■ Your objective ■
Copy out all lines with the word "false" in them.

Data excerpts
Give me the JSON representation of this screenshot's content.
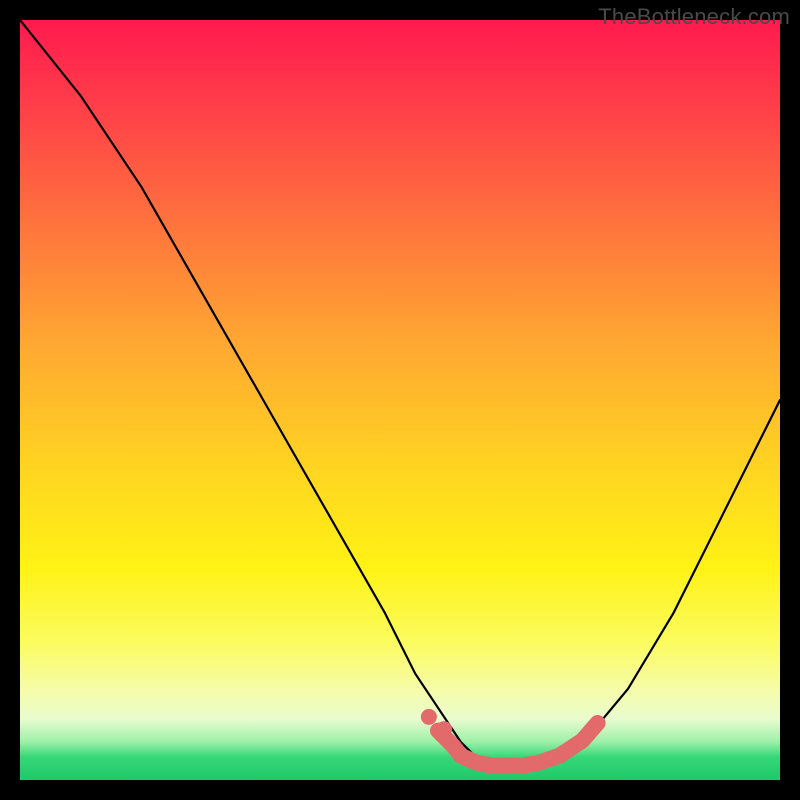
{
  "watermark": {
    "text": "TheBottleneck.com"
  },
  "chart_data": {
    "type": "line",
    "title": "",
    "xlabel": "",
    "ylabel": "",
    "xlim": [
      0,
      100
    ],
    "ylim": [
      0,
      100
    ],
    "grid": false,
    "legend": false,
    "series": [
      {
        "name": "bottleneck-curve",
        "x": [
          0,
          8,
          16,
          24,
          32,
          40,
          48,
          52,
          56,
          58,
          60,
          62,
          65,
          68,
          72,
          75,
          80,
          86,
          92,
          100
        ],
        "values": [
          100,
          90,
          78,
          64,
          50,
          36,
          22,
          14,
          8,
          5,
          3,
          2,
          2,
          2,
          3,
          6,
          12,
          22,
          34,
          50
        ]
      }
    ],
    "highlight_segment": {
      "name": "optimal-zone-marker",
      "color": "#e26a6a",
      "x": [
        55,
        57,
        58,
        60,
        62,
        64,
        66,
        68,
        71,
        74,
        76
      ],
      "values": [
        6.5,
        4.5,
        3.2,
        2.3,
        1.9,
        1.9,
        1.9,
        2.2,
        3.2,
        5.2,
        7.5
      ]
    },
    "background_gradient": {
      "orientation": "vertical",
      "stops": [
        {
          "pos": 0.0,
          "color": "#ff1a4e"
        },
        {
          "pos": 0.25,
          "color": "#ff6d3e"
        },
        {
          "pos": 0.55,
          "color": "#ffd222"
        },
        {
          "pos": 0.82,
          "color": "#fbfc60"
        },
        {
          "pos": 0.95,
          "color": "#9cf0a8"
        },
        {
          "pos": 1.0,
          "color": "#1fc86a"
        }
      ]
    }
  }
}
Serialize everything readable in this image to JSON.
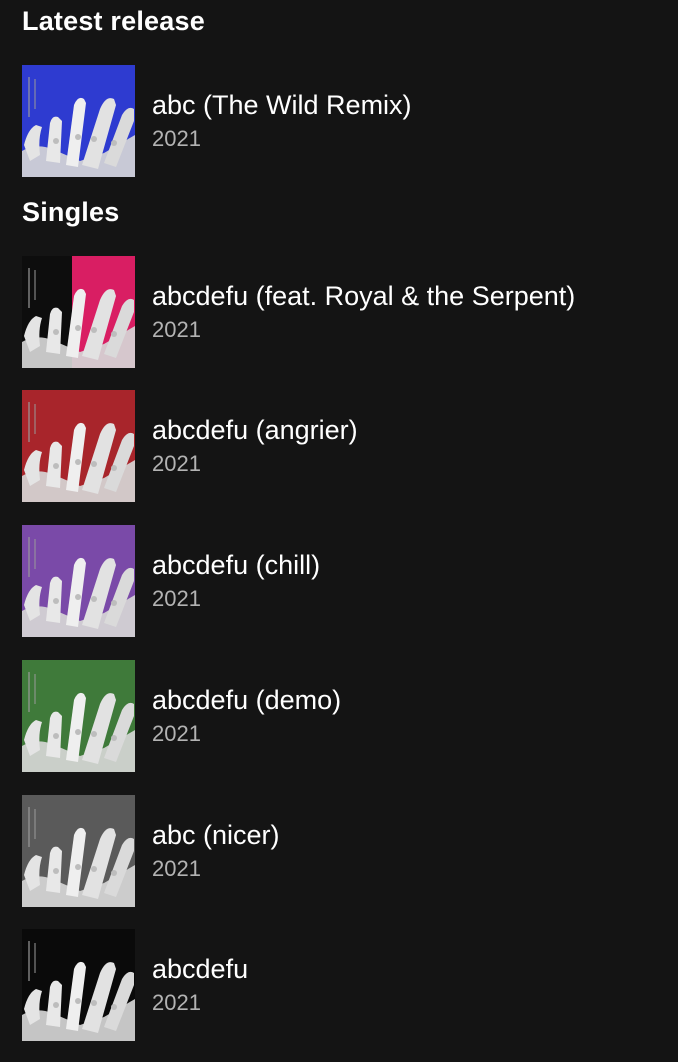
{
  "sections": {
    "latest": {
      "title": "Latest release"
    },
    "singles": {
      "title": "Singles"
    }
  },
  "latest": {
    "title": "abc (The Wild Remix)",
    "year": "2021",
    "cover_color": "#2e3bd0"
  },
  "singles": [
    {
      "title": "abcdefu (feat. Royal & the Serpent)",
      "year": "2021",
      "cover_color": "#d91e63"
    },
    {
      "title": "abcdefu (angrier)",
      "year": "2021",
      "cover_color": "#a8252b"
    },
    {
      "title": "abcdefu (chill)",
      "year": "2021",
      "cover_color": "#7a4aa8"
    },
    {
      "title": "abcdefu (demo)",
      "year": "2021",
      "cover_color": "#3f7a3a"
    },
    {
      "title": "abc (nicer)",
      "year": "2021",
      "cover_color": "#5a5a5a"
    },
    {
      "title": "abcdefu",
      "year": "2021",
      "cover_color": "#0a0a0a"
    }
  ]
}
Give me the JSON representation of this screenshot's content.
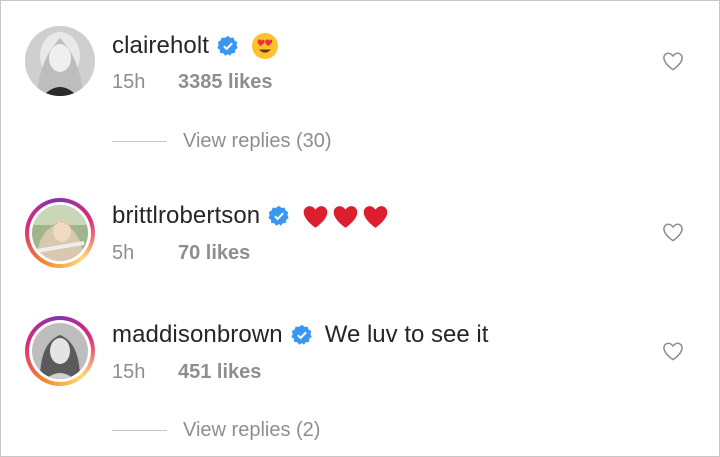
{
  "comments": [
    {
      "username": "claireholt",
      "verified": true,
      "text": "",
      "emoji": "heart-eyes",
      "time": "15h",
      "likes": "3385 likes",
      "replies": "View replies (30)",
      "avatar_ring": false
    },
    {
      "username": "brittlrobertson",
      "verified": true,
      "text": "",
      "emoji": "three-red-hearts",
      "time": "5h",
      "likes": "70 likes",
      "replies": "",
      "avatar_ring": true
    },
    {
      "username": "maddisonbrown",
      "verified": true,
      "text": "We luv to see it",
      "emoji": "",
      "time": "15h",
      "likes": "451 likes",
      "replies": "View replies (2)",
      "avatar_ring": true
    }
  ],
  "colors": {
    "verified_blue": "#3897f0",
    "text_primary": "#262626",
    "text_secondary": "#8e8e8e",
    "heart_red": "#ed2939"
  }
}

■ Result ■
    "grid": false,
    "legend": false,
      "avatar_ring": false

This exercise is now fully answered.